• [Objective]:
Reproduce the listing below in its entirety. Change nothing.

━━━━━ Data excerpts ━━━━━

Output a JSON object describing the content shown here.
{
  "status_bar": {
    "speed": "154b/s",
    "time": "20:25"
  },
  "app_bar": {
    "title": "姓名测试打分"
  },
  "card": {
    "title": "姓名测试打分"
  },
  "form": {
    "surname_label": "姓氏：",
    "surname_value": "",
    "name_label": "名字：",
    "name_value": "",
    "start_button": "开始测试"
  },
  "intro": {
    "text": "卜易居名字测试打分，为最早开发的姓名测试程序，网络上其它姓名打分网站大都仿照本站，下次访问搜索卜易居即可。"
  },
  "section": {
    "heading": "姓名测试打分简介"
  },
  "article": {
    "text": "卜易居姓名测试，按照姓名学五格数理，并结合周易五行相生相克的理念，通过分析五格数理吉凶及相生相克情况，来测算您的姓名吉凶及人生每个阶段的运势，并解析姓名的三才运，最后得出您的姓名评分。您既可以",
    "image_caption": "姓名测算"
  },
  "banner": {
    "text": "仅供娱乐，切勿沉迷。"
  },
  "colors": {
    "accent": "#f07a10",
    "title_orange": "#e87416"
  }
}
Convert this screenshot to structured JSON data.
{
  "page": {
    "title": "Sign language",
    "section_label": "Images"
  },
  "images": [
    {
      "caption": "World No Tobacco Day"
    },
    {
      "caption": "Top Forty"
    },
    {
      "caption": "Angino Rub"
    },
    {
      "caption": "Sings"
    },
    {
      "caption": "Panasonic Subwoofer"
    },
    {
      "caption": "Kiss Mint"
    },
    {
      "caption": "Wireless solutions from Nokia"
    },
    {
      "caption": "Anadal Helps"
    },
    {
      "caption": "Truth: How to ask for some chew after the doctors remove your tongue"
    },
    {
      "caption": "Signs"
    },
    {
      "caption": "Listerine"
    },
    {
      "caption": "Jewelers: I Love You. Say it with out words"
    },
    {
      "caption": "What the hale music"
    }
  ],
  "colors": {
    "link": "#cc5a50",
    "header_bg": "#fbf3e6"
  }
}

━━━━━

• [Written answer]:
Output a JSON object describing the content shown here.
{
  "status_bar": {
    "speed": "154b/s",
    "time": "20:25"
  },
  "app_bar": {
    "title": "姓名测试打分"
  },
  "card": {
    "title": "姓名测试打分"
  },
  "form": {
    "surname_label": "姓氏：",
    "surname_value": "",
    "name_label": "名字：",
    "name_value": "",
    "start_button": "开始测试"
  },
  "intro": {
    "text": "卜易居名字测试打分，为最早开发的姓名测试程序，网络上其它姓名打分网站大都仿照本站，下次访问搜索卜易居即可。"
  },
  "section": {
    "heading": "姓名测试打分简介"
  },
  "article": {
    "text": "卜易居姓名测试，按照姓名学五格数理，并结合周易五行相生相克的理念，通过分析五格数理吉凶及相生相克情况，来测算您的姓名吉凶及人生每个阶段的运势，并解析姓名的三才运，最后得出您的姓名评分。您既可以",
    "image_caption": "姓名测算"
  },
  "banner": {
    "text": "仅供娱乐，切勿沉迷。"
  },
  "colors": {
    "accent": "#f07a10",
    "title_orange": "#e87416"
  }
}
Convert this screenshot to structured JSON data.
{
  "page": {
    "title": "Sign language",
    "section_label": "Images"
  },
  "images": [
    {
      "caption": "World No Tobacco Day"
    },
    {
      "caption": "Top Forty"
    },
    {
      "caption": "Angino Rub"
    },
    {
      "caption": "Sings"
    },
    {
      "caption": "Panasonic Subwoofer"
    },
    {
      "caption": "Kiss Mint"
    },
    {
      "caption": "Wireless solutions from Nokia"
    },
    {
      "caption": "Anadal Helps"
    },
    {
      "caption": "Truth: How to ask for some chew after the doctors remove your tongue"
    },
    {
      "caption": "Signs"
    },
    {
      "caption": "Listerine"
    },
    {
      "caption": "Jewelers: I Love You. Say it with out words"
    },
    {
      "caption": "What the hale music"
    }
  ],
  "colors": {
    "link": "#cc5a50",
    "header_bg": "#fbf3e6"
  }
}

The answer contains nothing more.